■ **WORK REQUIRED**
In the article on the Call of Duty Championship 2016, where did the tournament take place?

■ **GIVEN PASSAGE**
------------------------------------------------------------

Call of Duty Championship 2016

Tournament information
- Sport: Call of Duty: Black Ops III
- Location: Inglewood, California, United States
- Dates: September 1, 2016–September 4, 2016
- Administrator: Activision
- Tournament format: Pool Play to seed brackets then Double-Elimination.
- Teams: 32

Final positions
- Champions: Team Envy
- MVP: Johnathon "John" Perez

= Call of Duty Championship 2016 =

Esports competition

Call of Duty Championship 2016 was a Call of Duty: Black Ops III on PlayStation 4 tournament that occurred on September 1–4, 2016.

It was won by Team EnVyUs with a team consisting of Austin "SlasheR" Liddicoat, Bryan "Apathy" Zhelyazkov, Johnathon "John" Perez, and Jordan "JKap" Kaplan.

The tournament was livestreamed online on Twitch.

==Format==
- Group Stage
  - Best of 5 Series
  - Top 2 advance to Knockout Stage
  - Bottom 2 teams are eliminated
- Knockout Stage
  - Double Elimination
  - Best of 5 Series
  - Grand Finals
    - Team coming from the Losers Bracket must win two Best of 5 Series to claim victory.

------------------------------------------------------------

■ **Page layout parsing data**

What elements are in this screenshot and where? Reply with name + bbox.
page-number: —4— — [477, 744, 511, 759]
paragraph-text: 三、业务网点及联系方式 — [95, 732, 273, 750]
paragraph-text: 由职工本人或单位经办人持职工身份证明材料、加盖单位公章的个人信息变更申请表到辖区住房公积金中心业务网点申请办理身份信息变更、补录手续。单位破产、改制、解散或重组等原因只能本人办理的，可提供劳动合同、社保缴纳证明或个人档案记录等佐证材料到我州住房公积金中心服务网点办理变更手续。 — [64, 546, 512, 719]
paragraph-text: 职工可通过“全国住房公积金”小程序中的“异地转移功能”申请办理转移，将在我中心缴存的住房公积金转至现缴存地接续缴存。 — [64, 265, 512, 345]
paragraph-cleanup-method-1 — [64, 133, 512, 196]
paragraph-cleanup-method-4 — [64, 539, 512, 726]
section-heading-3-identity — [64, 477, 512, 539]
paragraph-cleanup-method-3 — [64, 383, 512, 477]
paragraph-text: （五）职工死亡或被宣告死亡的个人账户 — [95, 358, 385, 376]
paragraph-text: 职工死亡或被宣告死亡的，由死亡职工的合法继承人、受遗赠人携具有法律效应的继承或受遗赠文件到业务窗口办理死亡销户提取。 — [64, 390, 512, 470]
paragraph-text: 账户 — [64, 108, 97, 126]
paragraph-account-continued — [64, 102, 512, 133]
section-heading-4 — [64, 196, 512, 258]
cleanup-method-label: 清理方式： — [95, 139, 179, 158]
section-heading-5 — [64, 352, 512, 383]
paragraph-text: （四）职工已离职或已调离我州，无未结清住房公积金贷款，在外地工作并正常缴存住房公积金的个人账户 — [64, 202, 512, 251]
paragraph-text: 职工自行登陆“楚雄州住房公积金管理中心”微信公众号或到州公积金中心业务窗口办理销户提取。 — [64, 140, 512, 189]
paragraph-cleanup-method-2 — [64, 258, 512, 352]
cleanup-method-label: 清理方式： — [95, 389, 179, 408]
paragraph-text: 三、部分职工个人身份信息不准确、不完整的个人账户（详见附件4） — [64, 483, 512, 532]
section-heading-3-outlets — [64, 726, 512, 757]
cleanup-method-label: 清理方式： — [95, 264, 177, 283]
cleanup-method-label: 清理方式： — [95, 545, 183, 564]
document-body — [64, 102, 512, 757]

------------------------------------------------------------

■ **RESPONSE TO THIS TASK**
Inglewood, California, United States